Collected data

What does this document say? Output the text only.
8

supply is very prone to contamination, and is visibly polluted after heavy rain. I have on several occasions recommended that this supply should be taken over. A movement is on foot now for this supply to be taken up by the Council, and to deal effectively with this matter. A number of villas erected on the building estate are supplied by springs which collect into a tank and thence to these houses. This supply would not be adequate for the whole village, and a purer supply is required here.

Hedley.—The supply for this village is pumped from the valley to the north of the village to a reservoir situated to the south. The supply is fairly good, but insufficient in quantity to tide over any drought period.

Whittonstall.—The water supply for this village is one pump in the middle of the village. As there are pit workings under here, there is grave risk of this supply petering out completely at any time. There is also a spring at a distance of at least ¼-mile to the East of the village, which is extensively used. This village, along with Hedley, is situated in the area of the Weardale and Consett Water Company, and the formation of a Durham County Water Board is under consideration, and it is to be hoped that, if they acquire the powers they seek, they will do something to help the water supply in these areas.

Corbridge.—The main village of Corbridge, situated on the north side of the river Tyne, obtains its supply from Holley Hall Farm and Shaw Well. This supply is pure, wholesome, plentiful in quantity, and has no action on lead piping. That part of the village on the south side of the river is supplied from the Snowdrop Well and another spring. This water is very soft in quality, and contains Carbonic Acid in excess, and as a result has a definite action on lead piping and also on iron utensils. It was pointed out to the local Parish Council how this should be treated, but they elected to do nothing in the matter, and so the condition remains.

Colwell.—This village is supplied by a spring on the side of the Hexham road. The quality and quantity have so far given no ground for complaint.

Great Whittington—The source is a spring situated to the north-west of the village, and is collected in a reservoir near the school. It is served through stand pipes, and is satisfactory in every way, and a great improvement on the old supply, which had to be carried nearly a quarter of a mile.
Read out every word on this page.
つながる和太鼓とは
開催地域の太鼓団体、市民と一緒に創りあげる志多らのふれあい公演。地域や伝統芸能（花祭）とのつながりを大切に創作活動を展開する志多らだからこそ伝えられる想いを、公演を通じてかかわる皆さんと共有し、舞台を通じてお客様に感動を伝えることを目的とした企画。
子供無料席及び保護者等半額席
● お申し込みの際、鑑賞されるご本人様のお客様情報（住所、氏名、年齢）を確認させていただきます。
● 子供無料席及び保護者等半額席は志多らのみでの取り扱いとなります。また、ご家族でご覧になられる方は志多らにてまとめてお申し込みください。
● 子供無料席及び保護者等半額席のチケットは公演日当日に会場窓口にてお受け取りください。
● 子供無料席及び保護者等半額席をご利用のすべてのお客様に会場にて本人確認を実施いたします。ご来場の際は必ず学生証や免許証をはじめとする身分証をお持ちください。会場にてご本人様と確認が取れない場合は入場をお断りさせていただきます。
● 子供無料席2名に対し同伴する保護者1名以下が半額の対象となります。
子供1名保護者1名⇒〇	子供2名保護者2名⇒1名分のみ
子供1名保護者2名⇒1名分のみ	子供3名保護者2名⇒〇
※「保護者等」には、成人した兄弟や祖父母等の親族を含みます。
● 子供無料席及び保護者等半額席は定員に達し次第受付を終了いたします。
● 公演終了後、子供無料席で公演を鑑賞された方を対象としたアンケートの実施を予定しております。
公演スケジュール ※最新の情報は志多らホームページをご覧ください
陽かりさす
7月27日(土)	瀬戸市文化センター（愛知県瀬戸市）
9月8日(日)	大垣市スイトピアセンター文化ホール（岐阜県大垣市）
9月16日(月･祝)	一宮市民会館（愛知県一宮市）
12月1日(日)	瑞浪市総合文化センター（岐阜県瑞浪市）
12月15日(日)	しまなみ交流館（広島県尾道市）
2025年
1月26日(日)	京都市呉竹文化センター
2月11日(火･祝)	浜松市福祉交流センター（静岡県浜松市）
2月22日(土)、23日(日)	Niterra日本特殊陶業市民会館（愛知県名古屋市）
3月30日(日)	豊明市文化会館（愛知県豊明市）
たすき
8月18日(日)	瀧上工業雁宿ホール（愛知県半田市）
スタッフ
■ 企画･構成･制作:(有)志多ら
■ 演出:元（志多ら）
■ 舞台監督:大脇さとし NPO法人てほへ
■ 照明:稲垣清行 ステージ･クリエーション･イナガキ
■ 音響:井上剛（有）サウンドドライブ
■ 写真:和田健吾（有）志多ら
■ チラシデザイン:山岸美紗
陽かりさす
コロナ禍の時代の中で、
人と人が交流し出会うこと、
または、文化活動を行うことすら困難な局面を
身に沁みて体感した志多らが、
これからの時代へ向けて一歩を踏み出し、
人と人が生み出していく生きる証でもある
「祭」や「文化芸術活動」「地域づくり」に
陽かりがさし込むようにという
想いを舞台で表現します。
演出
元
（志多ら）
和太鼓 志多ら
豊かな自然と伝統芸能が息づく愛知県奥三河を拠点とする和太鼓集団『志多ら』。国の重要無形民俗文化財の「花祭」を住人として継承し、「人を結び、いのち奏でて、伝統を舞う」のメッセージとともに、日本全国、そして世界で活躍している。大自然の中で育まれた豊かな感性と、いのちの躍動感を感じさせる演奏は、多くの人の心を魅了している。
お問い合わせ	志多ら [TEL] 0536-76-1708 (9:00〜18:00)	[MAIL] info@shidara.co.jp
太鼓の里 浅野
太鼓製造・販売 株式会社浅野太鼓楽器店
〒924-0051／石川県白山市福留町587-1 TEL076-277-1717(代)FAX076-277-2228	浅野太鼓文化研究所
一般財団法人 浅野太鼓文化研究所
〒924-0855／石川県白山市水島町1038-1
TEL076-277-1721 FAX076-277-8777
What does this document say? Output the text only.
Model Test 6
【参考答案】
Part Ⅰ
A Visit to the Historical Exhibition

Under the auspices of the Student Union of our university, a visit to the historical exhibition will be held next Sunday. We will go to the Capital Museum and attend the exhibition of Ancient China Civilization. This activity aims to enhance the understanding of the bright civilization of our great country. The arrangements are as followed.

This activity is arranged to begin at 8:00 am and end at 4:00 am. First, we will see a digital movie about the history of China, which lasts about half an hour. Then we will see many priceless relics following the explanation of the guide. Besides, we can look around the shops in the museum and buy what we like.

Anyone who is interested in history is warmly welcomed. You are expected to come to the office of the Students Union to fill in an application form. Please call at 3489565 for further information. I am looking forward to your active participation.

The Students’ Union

▶ Written problem: Only a number is wanted: how many lines of the material include the word "reservoir".

▶ Result: 2